PAGE EXCERPT —
┄┄┄┄┄┄

The day broke under a heavy overcast and so I abandoned plans to go paddling. I had finished a big job yesterday and no new work came in this morning, so I decided to have my breakfast while watching a CSI episode that I had Tivo'd. When I got up to get a second cup of coffee I noticed that--yikes--sunshine had appeared and lots of blue sky was visible. Abrupt change of plans (oh, the joys of autonomy), and 20 minutes later I was loading the Mystic in the car to head to the Wakulla. The last time I was there was August 10th, almost 2 months ago. At that time it was very, very muddy. Hurricane Dennis had swept through earlier in the summer and taken out all the underwater vegetation and the bottom remained stirred up as the tide came and went. I wondered how this river, my favorite, was doing.
It's doing pretty well! The first part was a little bizarre in that the river bottom was always covered with thick underwater grasses and reeds. Today it was clearly visible, but utterly barren except for a few logs. Very strange to see. The bottom is visible in all the parts where it's naturally shallow. In the other parts, the water is now green instead of brown, and while it's a bit murky, it's a real improvement over the mudhole effect. The current behaves differently because of the lack of vegetation, running much faster with nothing to slow it down. I got there around low tide time, which used to be fine. This time I faced strong current. Based on my my observations over the four and a half hours I was paddling today, the best time to get there now is about three and a half hours after low tide. The current was minimal and the shoreline looked a lot better at that point in time.
Nonetheless, this is a pretty river.
I saw several birds on it, including this one, which I believe is a type of night heron. It showed no alarm at all at my presence, completely ignored me.
The paddle upstream was pleasant, despite the somewhat strong current. I am more interested in scenery than speed so I went at a comfortable pace (did I mention the joys of--oh, yes, that's right, I did). I noticed that the folks at the River Plantation housing division have a brand new sign aimed at keeping people off their boat ramp and dock, this one includes the info that violators will be prosecuted. It's interesting that in all my trips to this river I have only seen a River Plantation resident using the boat dock once. They all have their own little docks. But they really don't want anyone using their neighborhood dock to get out and have a stretch or just take a break.

┄┄┄┄┄┄

DATA RECORDS —

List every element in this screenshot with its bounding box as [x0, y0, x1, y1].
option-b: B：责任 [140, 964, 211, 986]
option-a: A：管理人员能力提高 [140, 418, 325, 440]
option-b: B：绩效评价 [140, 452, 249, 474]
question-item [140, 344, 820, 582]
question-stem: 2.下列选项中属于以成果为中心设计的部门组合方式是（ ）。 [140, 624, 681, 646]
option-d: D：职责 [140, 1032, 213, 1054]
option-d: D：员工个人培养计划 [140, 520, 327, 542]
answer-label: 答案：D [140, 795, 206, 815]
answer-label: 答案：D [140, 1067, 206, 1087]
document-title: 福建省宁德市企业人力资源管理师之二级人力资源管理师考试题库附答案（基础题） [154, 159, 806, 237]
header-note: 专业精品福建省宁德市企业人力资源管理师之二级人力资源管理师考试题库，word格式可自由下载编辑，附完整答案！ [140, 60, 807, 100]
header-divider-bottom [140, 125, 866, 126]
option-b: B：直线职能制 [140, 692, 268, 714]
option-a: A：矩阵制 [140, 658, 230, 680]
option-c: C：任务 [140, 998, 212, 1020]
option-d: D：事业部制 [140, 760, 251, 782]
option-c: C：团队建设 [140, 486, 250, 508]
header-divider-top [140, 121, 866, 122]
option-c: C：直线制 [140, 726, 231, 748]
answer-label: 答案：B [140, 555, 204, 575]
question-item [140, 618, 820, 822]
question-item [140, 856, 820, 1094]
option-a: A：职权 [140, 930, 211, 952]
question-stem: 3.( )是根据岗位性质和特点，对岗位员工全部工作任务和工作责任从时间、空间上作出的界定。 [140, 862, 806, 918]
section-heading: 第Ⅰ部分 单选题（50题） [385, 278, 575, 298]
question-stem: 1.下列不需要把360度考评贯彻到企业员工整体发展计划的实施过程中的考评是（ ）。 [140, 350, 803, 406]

┄┄┄┄┄┄

GIVEN PROBLEM 1 — According to the paddling post, what is now the best time to arrive at the river?
GIVEN PROBLEM 2 — Rewrite the paddling post from "Nonetheless, this is" to "take a break.", swapping "heron" for "egret".

TASK ANSWER 1 — About three and a half hours after low tide.

TASK ANSWER 2 —
Nonetheless, this is a pretty river.
I saw several birds on it, including this one, which I believe is a type of night egret. It showed no alarm at all at my presence, completely ignored me.
The paddle upstream was pleasant, despite the somewhat strong current. I am more interested in scenery than speed so I went at a comfortable pace (did I mention the joys of--oh, yes, that's right, I did). I noticed that the folks at the River Plantation housing division have a brand new sign aimed at keeping people off their boat ramp and dock, this one includes the info that violators will be prosecuted. It's interesting that in all my trips to this river I have only seen a River Plantation resident using the boat dock once. They all have their own little docks. But they really don't want anyone using their neighborhood dock to get out and have a stretch or just take a break.